** What to work on **
Output every line of the material exactly, omitting images.
** START Records shown **
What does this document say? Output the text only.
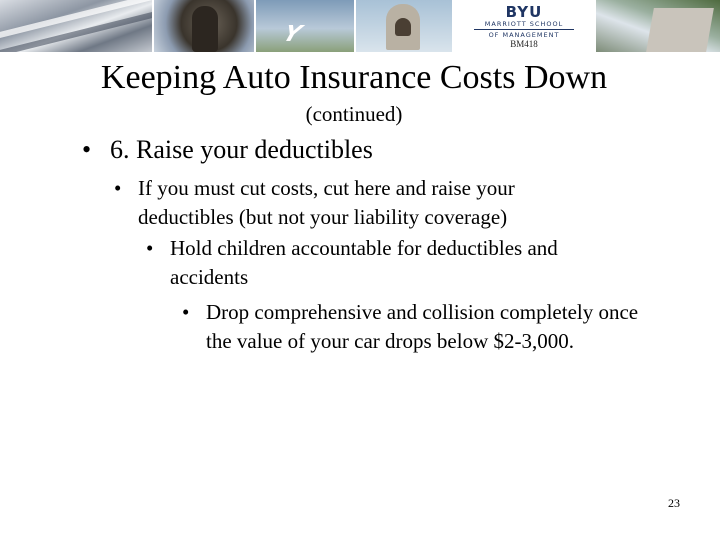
Y
BYU
MARRIOTT SCHOOL
OF MANAGEMENT
BM418
Keeping Auto Insurance Costs Down
(continued)
• 6. Raise your deductibles
• If you must cut costs, cut here and raise your deductibles (but not your liability coverage)
• Hold children accountable for deductibles and accidents
• Drop comprehensive and collision completely once the value of your car drops below $2-3,000.
23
** END Records shown **
** Answer to this problem **
What does this document say? Output the text only.
Y
BYU
MARRIOTT SCHOOL
OF MANAGEMENT
BM418
Keeping Auto Insurance Costs Down
(continued)
• 6. Raise your deductibles
• If you must cut costs, cut here and raise your deductibles (but not your liability coverage)
• Hold children accountable for deductibles and accidents
• Drop comprehensive and collision completely once the value of your car drops below $2-3,000.
23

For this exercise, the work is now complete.